──────── Items ────────

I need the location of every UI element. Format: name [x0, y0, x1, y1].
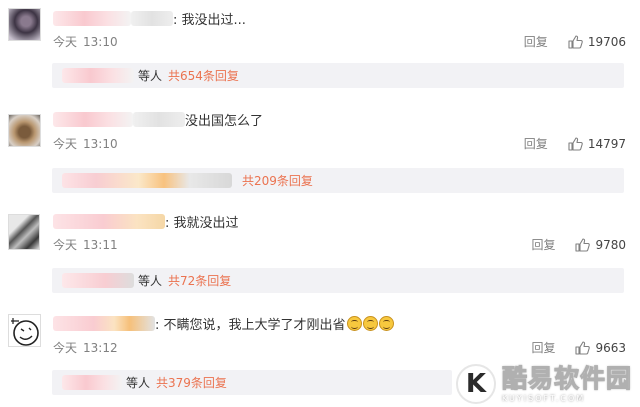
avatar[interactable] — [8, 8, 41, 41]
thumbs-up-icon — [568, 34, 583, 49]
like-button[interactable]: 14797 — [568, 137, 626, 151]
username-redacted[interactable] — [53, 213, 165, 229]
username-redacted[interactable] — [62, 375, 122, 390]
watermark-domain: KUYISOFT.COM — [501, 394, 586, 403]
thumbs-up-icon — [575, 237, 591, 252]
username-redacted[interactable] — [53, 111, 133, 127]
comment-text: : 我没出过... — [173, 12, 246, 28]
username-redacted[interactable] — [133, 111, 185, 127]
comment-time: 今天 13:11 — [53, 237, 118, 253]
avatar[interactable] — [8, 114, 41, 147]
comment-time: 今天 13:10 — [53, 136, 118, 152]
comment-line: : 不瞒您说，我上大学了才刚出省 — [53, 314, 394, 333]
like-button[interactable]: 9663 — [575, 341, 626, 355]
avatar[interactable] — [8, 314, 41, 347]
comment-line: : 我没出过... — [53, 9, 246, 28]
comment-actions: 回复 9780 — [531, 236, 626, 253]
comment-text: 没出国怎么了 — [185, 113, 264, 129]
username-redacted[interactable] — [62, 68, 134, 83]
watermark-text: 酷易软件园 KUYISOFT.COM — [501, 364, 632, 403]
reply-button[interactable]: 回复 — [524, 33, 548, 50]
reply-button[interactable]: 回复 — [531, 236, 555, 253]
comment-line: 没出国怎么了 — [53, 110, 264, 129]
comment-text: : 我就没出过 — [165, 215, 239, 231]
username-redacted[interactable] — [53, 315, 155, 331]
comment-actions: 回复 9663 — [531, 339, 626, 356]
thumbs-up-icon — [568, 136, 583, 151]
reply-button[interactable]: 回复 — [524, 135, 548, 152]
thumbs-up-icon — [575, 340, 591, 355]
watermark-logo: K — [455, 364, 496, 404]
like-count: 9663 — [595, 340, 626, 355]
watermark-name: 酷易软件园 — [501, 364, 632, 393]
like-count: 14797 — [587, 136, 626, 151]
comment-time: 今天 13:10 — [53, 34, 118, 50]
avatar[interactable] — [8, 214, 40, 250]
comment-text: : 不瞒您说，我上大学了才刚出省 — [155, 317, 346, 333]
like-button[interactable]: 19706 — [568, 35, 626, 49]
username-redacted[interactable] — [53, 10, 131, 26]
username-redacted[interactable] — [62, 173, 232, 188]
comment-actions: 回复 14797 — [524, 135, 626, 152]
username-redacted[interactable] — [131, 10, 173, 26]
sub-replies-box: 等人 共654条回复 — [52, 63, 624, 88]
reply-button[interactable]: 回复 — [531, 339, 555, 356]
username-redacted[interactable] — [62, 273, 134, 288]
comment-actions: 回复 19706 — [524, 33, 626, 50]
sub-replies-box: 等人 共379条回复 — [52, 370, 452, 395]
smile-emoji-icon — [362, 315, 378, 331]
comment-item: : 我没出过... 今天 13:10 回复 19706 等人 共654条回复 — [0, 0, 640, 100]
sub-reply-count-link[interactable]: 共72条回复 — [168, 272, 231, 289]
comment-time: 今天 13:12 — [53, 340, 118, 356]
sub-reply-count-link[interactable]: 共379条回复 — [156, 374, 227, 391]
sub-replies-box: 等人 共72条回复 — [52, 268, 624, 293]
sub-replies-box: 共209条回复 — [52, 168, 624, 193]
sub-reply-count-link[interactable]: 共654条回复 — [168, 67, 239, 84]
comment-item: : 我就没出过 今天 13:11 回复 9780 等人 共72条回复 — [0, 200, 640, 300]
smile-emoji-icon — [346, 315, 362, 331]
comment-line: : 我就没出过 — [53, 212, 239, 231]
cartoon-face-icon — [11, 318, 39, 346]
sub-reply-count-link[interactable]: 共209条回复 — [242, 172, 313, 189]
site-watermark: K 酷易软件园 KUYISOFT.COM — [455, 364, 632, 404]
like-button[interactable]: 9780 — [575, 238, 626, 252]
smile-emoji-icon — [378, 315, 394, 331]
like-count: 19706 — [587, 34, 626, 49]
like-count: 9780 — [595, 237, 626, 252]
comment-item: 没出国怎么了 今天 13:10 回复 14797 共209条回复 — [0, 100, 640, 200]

────────
──────── Items ────────

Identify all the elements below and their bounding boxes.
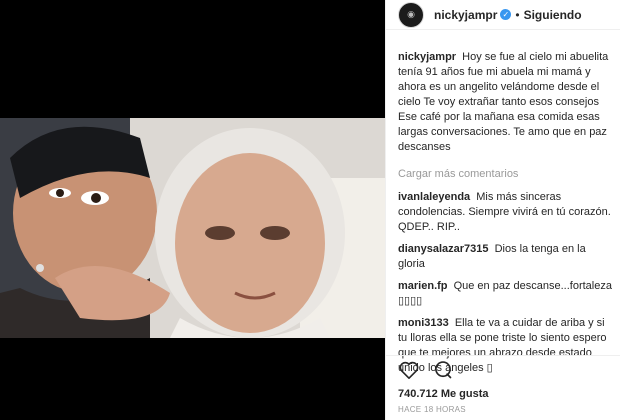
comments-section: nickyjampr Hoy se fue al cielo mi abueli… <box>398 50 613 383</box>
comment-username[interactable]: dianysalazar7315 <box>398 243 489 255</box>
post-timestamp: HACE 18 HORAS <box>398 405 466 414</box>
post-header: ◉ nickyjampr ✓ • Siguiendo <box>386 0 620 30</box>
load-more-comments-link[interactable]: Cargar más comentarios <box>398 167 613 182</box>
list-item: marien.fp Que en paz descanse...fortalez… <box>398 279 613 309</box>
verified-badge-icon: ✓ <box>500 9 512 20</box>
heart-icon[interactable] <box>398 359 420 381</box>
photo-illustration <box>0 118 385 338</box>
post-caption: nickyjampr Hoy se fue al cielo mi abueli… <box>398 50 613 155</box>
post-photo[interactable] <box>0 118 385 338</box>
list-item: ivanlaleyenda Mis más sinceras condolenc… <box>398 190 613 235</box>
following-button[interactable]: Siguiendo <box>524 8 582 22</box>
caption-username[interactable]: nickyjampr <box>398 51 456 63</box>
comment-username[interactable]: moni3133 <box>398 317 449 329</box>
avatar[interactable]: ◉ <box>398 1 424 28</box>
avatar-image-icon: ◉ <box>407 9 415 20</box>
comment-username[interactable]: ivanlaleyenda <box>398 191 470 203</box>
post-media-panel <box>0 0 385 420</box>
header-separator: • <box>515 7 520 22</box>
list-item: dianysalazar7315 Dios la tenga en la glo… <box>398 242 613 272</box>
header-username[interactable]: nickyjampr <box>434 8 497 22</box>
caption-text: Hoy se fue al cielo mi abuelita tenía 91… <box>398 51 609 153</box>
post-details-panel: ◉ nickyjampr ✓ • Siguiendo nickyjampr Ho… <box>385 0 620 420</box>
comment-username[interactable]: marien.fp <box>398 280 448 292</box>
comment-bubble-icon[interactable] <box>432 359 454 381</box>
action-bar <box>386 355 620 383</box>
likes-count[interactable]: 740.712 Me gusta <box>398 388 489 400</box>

────────

**Do this**. Print all rows from the one containing "comments-section: nickyjampr Hoy" down to the one containing "post-photo[interactable] <box>0 118", inclusive of both.

**Solution for this task**.
comments-section: nickyjampr Hoy se fue al cielo mi abueli… <box>398 50 613 383</box>
comment-username[interactable]: dianysalazar7315 <box>398 243 489 255</box>
post-timestamp: HACE 18 HORAS <box>398 405 466 414</box>
post-header: ◉ nickyjampr ✓ • Siguiendo <box>386 0 620 30</box>
load-more-comments-link[interactable]: Cargar más comentarios <box>398 167 613 182</box>
list-item: marien.fp Que en paz descanse...fortalez… <box>398 279 613 309</box>
verified-badge-icon: ✓ <box>500 9 512 20</box>
heart-icon[interactable] <box>398 359 420 381</box>
photo-illustration <box>0 118 385 338</box>
post-caption: nickyjampr Hoy se fue al cielo mi abueli… <box>398 50 613 155</box>
post-photo[interactable] <box>0 118 385 338</box>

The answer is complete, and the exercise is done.